SET EXERCISE: Would you return the complete listing below word for word?
** START DATASET ROWS **
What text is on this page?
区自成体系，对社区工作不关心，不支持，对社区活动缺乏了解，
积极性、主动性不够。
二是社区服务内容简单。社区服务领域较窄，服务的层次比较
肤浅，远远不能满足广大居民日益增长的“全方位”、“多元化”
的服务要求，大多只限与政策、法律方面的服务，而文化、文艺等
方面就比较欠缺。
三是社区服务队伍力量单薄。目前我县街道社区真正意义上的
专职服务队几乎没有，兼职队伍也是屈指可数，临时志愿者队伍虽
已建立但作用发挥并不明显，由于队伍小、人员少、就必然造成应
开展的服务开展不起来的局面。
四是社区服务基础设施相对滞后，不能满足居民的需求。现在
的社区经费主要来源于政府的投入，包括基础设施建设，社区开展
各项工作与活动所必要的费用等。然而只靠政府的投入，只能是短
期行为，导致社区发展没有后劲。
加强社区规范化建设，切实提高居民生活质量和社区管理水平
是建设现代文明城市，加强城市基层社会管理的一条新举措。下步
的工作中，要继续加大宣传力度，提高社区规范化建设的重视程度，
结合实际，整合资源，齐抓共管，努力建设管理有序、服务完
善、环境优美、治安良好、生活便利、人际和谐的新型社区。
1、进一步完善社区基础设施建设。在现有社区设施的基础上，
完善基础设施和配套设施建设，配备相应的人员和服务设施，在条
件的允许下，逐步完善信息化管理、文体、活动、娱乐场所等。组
** END DATASET ROWS **
WORKED ANSWER:
What text is on this page?
区自成体系，对社区工作不关心，不支持，对社区活动缺乏了解，
积极性、主动性不够。
二是社区服务内容简单。社区服务领域较窄，服务的层次比较
肤浅，远远不能满足广大居民日益增长的“全方位”、“多元化”
的服务要求，大多只限与政策、法律方面的服务，而文化、文艺等
方面就比较欠缺。
三是社区服务队伍力量单薄。目前我县街道社区真正意义上的
专职服务队几乎没有，兼职队伍也是屈指可数，临时志愿者队伍虽
已建立但作用发挥并不明显，由于队伍小、人员少、就必然造成应
开展的服务开展不起来的局面。
四是社区服务基础设施相对滞后，不能满足居民的需求。现在
的社区经费主要来源于政府的投入，包括基础设施建设，社区开展
各项工作与活动所必要的费用等。然而只靠政府的投入，只能是短
期行为，导致社区发展没有后劲。
加强社区规范化建设，切实提高居民生活质量和社区管理水平
是建设现代文明城市，加强城市基层社会管理的一条新举措。下步
的工作中，要继续加大宣传力度，提高社区规范化建设的重视程度，
结合实际，整合资源，齐抓共管，努力建设管理有序、服务完
善、环境优美、治安良好、生活便利、人际和谐的新型社区。
1、进一步完善社区基础设施建设。在现有社区设施的基础上，
完善基础设施和配套设施建设，配备相应的人员和服务设施，在条
件的允许下，逐步完善信息化管理、文体、活动、娱乐场所等。组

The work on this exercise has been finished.